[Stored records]

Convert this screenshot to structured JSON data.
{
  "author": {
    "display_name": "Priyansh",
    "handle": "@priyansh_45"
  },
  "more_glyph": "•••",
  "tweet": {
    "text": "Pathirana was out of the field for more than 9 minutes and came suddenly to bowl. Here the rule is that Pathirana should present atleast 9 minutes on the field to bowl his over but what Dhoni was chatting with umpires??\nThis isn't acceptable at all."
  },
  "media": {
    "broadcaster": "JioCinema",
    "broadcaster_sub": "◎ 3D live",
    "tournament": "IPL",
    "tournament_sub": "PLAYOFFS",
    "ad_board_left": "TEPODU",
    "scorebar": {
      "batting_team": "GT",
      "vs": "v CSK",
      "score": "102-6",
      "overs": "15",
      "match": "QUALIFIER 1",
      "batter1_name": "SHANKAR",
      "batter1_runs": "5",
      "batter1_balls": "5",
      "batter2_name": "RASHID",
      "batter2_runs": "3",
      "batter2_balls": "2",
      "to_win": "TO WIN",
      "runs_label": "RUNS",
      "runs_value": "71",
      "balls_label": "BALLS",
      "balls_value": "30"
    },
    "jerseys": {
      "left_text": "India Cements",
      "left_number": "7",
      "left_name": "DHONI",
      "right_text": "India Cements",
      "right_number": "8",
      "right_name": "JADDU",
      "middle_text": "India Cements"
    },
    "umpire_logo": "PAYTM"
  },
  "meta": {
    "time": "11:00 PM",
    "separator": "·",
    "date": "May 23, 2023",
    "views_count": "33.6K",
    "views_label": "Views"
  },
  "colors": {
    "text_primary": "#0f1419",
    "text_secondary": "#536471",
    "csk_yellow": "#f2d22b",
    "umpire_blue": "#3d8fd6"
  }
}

WHAT YOU NEED TO DO: Output an exact copy of each record.

RESULT OF THE TASK:
Convert this screenshot to structured JSON data.
{
  "author": {
    "display_name": "Priyansh",
    "handle": "@priyansh_45"
  },
  "more_glyph": "•••",
  "tweet": {
    "text": "Pathirana was out of the field for more than 9 minutes and came suddenly to bowl. Here the rule is that Pathirana should present atleast 9 minutes on the field to bowl his over but what Dhoni was chatting with umpires??\nThis isn't acceptable at all."
  },
  "media": {
    "broadcaster": "JioCinema",
    "broadcaster_sub": "◎ 3D live",
    "tournament": "IPL",
    "tournament_sub": "PLAYOFFS",
    "ad_board_left": "TEPODU",
    "scorebar": {
      "batting_team": "GT",
      "vs": "v CSK",
      "score": "102-6",
      "overs": "15",
      "match": "QUALIFIER 1",
      "batter1_name": "SHANKAR",
      "batter1_runs": "5",
      "batter1_balls": "5",
      "batter2_name": "RASHID",
      "batter2_runs": "3",
      "batter2_balls": "2",
      "to_win": "TO WIN",
      "runs_label": "RUNS",
      "runs_value": "71",
      "balls_label": "BALLS",
      "balls_value": "30"
    },
    "jerseys": {
      "left_text": "India Cements",
      "left_number": "7",
      "left_name": "DHONI",
      "right_text": "India Cements",
      "right_number": "8",
      "right_name": "JADDU",
      "middle_text": "India Cements"
    },
    "umpire_logo": "PAYTM"
  },
  "meta": {
    "time": "11:00 PM",
    "separator": "·",
    "date": "May 23, 2023",
    "views_count": "33.6K",
    "views_label": "Views"
  },
  "colors": {
    "text_primary": "#0f1419",
    "text_secondary": "#536471",
    "csk_yellow": "#f2d22b",
    "umpire_blue": "#3d8fd6"
  }
}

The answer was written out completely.